### EXERCISE REQUIREMENTS
Work through the data line by line, gathering every line that has the word "Please".

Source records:
• • •
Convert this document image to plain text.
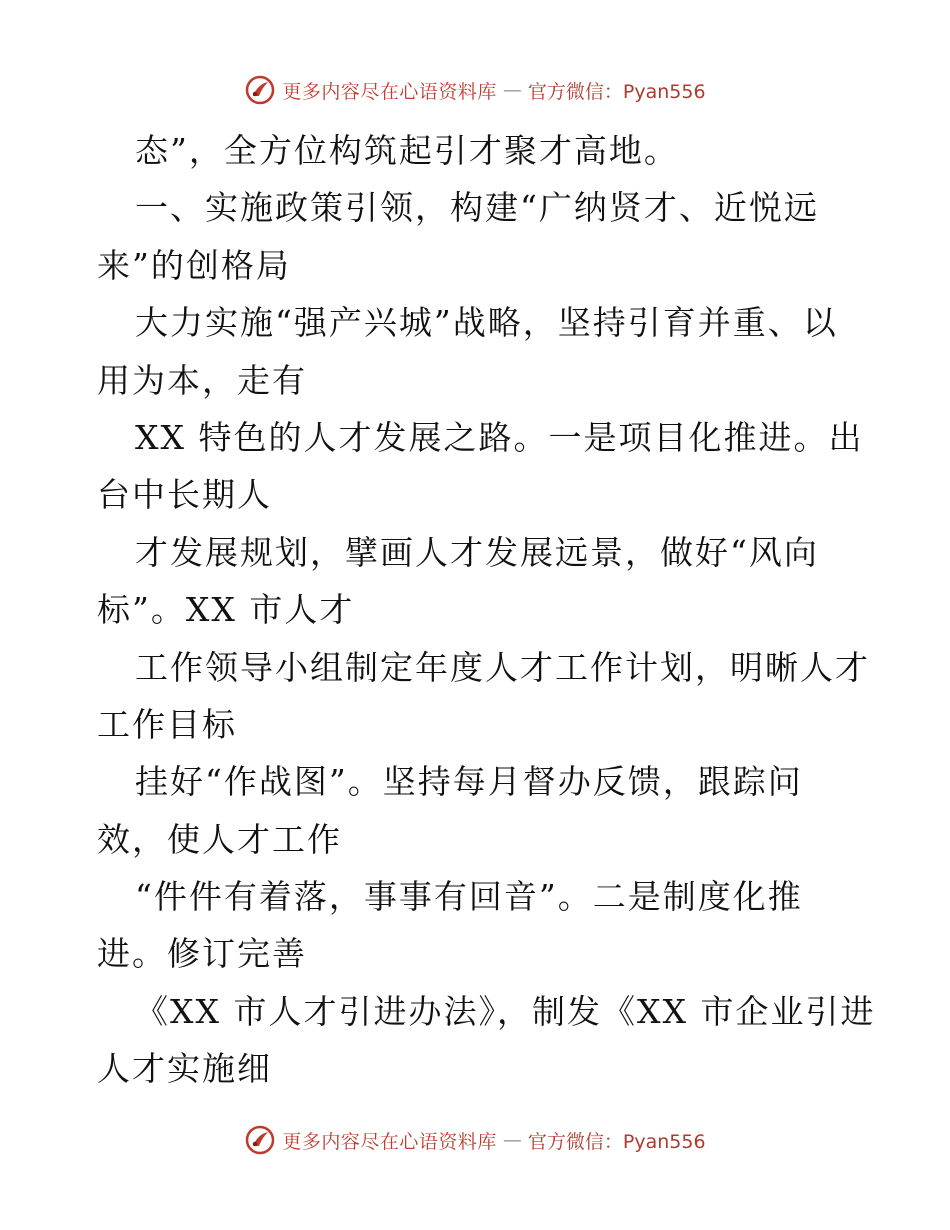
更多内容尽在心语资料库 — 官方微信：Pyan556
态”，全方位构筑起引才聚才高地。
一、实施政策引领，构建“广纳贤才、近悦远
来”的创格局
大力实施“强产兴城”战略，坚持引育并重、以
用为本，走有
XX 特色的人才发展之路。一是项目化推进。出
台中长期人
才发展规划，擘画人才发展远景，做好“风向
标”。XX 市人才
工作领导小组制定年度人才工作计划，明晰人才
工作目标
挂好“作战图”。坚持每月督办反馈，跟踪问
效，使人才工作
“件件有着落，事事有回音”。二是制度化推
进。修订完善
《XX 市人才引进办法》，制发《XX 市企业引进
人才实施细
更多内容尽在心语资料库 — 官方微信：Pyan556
• • •
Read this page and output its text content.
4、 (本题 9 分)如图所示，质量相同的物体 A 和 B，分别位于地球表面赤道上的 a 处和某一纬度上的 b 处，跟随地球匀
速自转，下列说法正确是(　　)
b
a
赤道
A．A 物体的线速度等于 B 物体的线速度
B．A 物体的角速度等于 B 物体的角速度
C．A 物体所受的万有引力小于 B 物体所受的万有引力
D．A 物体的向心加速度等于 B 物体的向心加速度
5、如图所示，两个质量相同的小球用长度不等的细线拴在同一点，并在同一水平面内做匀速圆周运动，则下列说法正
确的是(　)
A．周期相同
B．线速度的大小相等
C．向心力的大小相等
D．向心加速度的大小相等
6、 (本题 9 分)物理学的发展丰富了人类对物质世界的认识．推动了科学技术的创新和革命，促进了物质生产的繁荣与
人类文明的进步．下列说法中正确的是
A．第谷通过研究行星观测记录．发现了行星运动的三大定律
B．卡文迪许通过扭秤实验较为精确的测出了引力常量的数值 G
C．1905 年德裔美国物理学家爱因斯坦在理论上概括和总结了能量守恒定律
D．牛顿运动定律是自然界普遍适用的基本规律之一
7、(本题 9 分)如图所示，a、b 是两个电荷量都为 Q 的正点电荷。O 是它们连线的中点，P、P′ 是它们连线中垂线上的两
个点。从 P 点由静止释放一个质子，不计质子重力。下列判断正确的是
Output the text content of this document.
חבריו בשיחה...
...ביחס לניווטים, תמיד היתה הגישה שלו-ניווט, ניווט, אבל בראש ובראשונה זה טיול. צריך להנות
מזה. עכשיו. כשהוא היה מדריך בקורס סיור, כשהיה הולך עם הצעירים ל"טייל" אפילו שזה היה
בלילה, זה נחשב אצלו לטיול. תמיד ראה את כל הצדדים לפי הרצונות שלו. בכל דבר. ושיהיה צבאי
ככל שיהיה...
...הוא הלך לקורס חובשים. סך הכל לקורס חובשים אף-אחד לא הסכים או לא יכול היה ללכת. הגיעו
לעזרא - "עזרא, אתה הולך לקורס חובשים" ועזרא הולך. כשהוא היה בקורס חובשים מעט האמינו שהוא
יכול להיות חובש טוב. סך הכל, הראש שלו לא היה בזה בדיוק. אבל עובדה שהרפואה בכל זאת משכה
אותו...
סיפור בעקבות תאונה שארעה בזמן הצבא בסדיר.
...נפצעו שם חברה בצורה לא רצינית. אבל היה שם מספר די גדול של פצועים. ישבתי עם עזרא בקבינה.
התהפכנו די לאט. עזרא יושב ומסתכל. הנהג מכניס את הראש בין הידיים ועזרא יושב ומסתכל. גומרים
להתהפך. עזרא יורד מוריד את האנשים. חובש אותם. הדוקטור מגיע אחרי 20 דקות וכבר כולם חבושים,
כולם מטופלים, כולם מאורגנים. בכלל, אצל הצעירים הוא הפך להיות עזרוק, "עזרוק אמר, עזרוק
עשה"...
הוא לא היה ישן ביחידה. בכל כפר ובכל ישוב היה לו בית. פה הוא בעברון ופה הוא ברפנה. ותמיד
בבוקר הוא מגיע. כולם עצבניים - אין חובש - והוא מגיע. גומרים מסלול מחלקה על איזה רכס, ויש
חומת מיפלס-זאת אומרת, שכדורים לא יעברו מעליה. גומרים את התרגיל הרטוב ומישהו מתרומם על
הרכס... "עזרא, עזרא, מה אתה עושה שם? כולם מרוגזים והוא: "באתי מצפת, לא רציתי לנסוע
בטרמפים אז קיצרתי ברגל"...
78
• • •
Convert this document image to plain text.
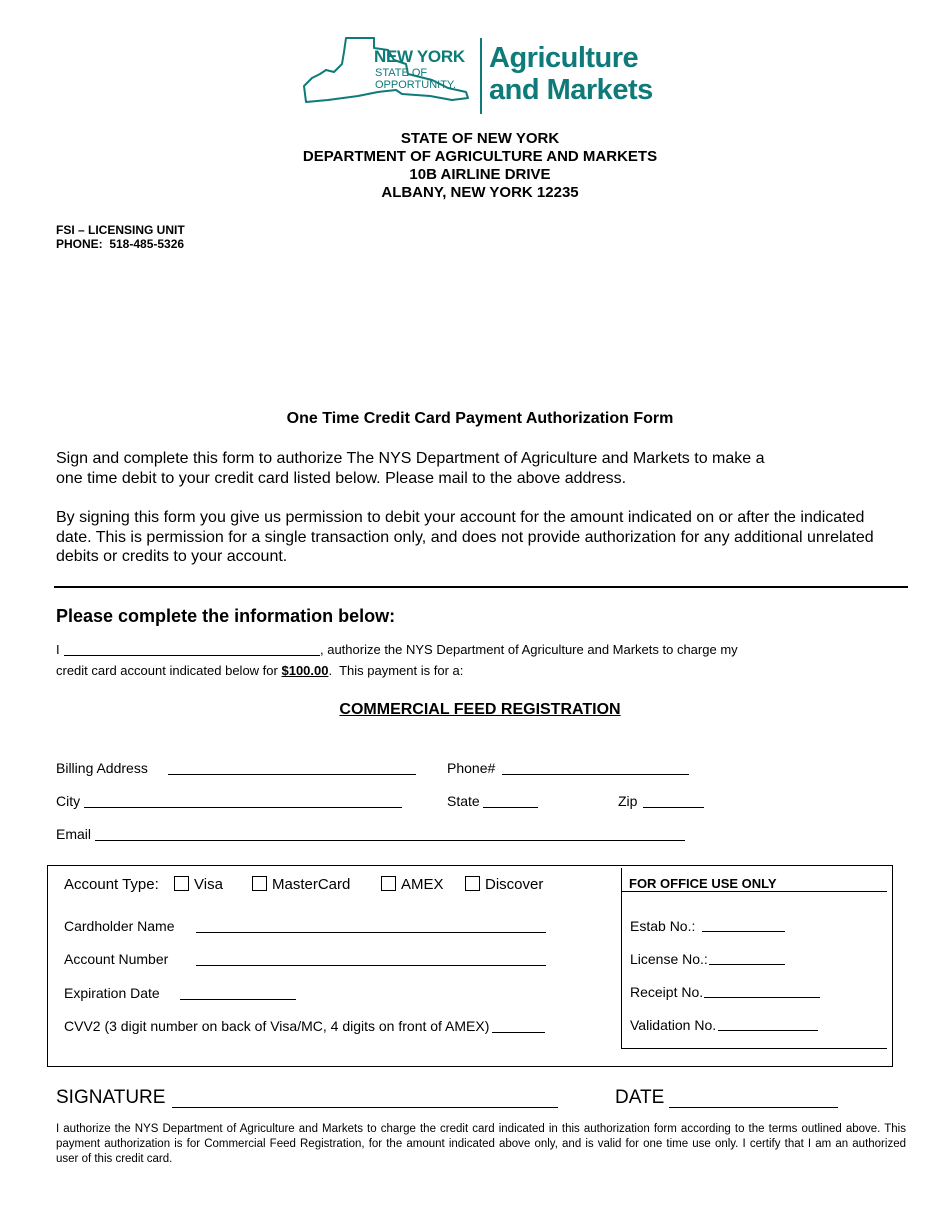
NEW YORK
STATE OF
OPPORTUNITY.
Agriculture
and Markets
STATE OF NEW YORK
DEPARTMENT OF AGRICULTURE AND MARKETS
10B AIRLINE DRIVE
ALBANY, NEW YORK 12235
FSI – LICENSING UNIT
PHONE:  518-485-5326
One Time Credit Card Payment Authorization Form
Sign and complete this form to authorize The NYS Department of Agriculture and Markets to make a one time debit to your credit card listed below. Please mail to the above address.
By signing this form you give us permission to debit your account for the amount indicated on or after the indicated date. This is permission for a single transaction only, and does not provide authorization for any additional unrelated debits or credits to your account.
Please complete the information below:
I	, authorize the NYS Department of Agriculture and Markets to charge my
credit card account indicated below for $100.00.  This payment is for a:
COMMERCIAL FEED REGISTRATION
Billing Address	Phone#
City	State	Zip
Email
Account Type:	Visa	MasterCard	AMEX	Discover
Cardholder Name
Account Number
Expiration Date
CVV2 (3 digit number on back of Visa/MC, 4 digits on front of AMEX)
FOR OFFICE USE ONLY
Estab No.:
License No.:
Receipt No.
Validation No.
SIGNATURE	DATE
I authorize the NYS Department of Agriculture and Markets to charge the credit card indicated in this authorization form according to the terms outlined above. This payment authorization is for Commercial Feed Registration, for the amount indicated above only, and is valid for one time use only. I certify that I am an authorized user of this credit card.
• • •
### RESULT OF THE TASK
Sign and complete this form to authorize The NYS Department of Agriculture and Markets to make a one time debit to your credit card listed below. Please mail to the above address.
Please complete the information below:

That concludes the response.